*Work instructions*: The entries below should be quoted exactly, with no pictures carried over.

Part of a data file:
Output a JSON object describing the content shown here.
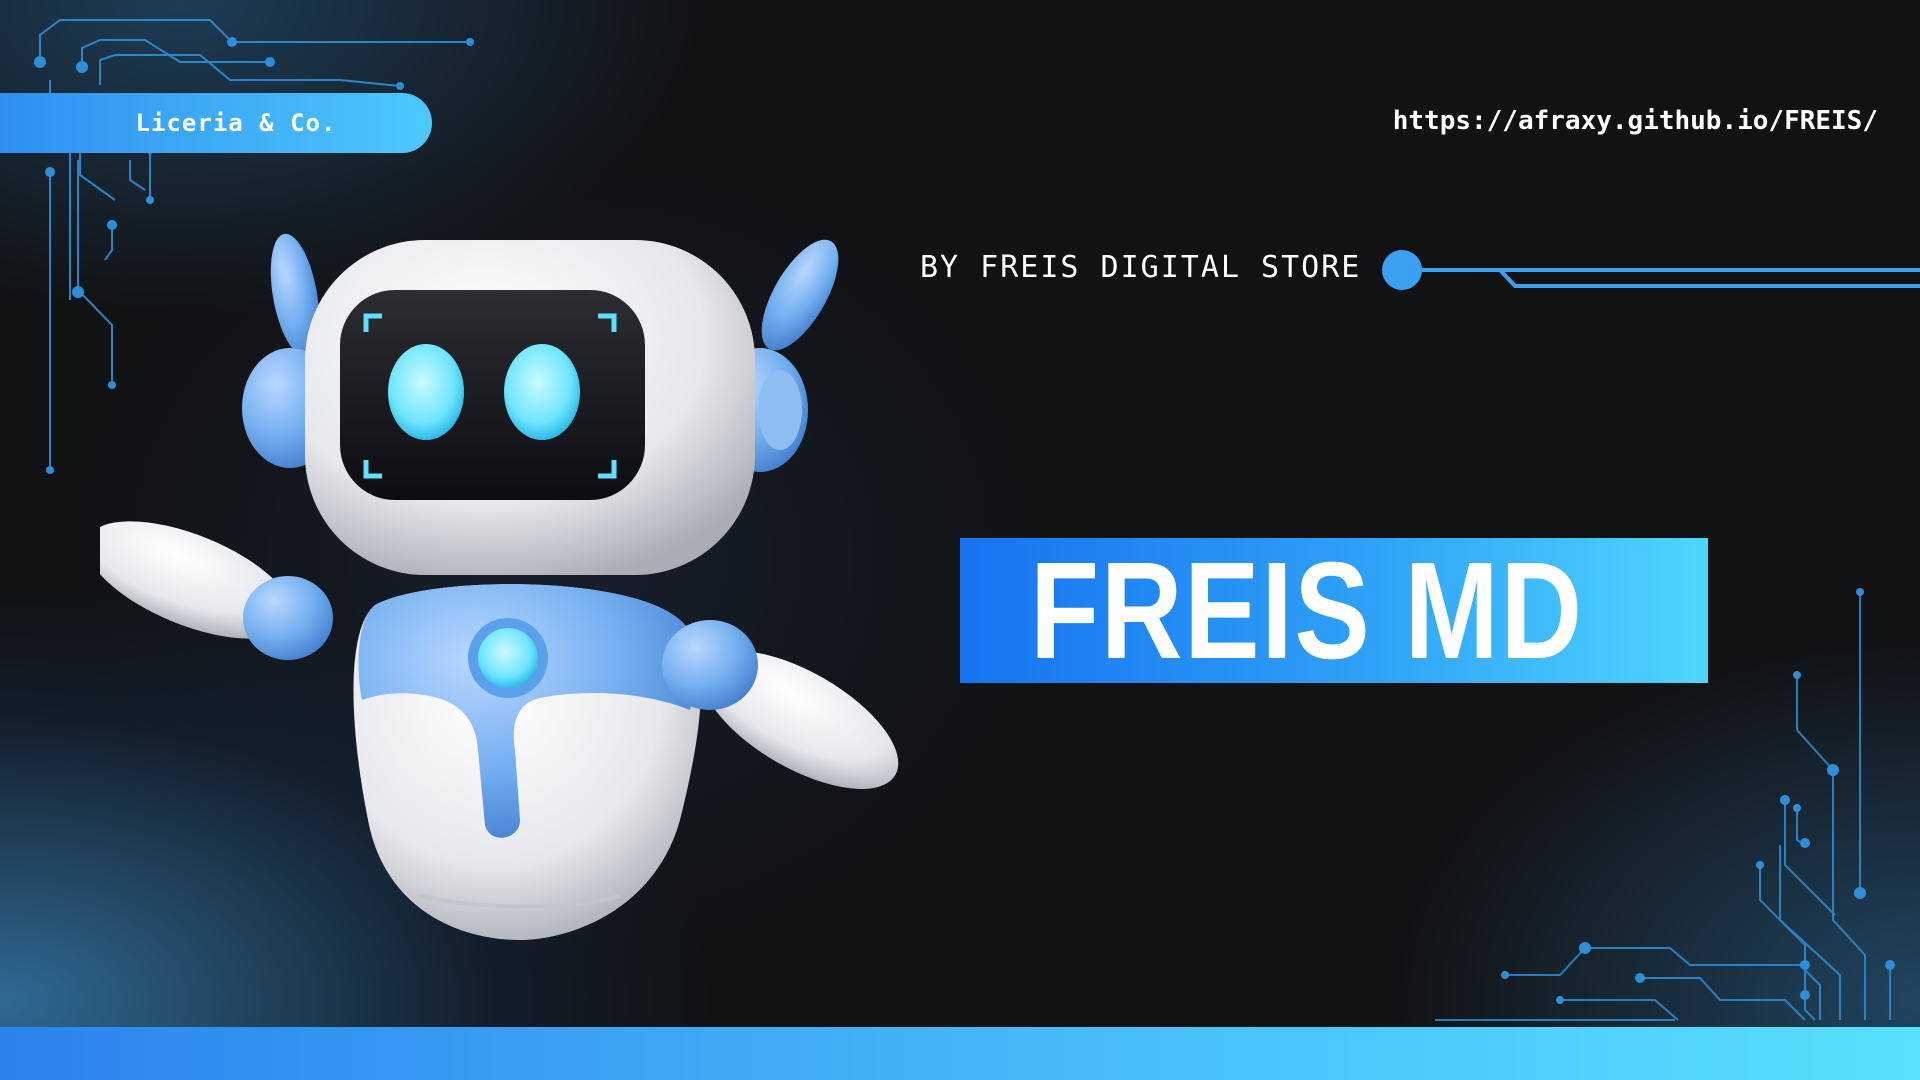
{
  "brand": {
    "label": "Liceria & Co."
  },
  "header": {
    "url": "https://afraxy.github.io/FREIS/"
  },
  "byline": {
    "text": "BY FREIS DIGITAL STORE"
  },
  "hero": {
    "title": "FREIS MD"
  },
  "illustration": {
    "subject": "robot-mascot"
  },
  "colors": {
    "background": "#111214",
    "accent_blue": "#2f8ff0",
    "accent_cyan": "#4fd6fd",
    "circuit": "#2e8fd8",
    "text": "#ffffff"
  }
}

*The response*:
Output a JSON object describing the content shown here.
{
  "brand": {
    "label": "Liceria & Co."
  },
  "header": {
    "url": "https://afraxy.github.io/FREIS/"
  },
  "byline": {
    "text": "BY FREIS DIGITAL STORE"
  },
  "hero": {
    "title": "FREIS MD"
  },
  "illustration": {
    "subject": "robot-mascot"
  },
  "colors": {
    "background": "#111214",
    "accent_blue": "#2f8ff0",
    "accent_cyan": "#4fd6fd",
    "circuit": "#2e8fd8",
    "text": "#ffffff"
  }
}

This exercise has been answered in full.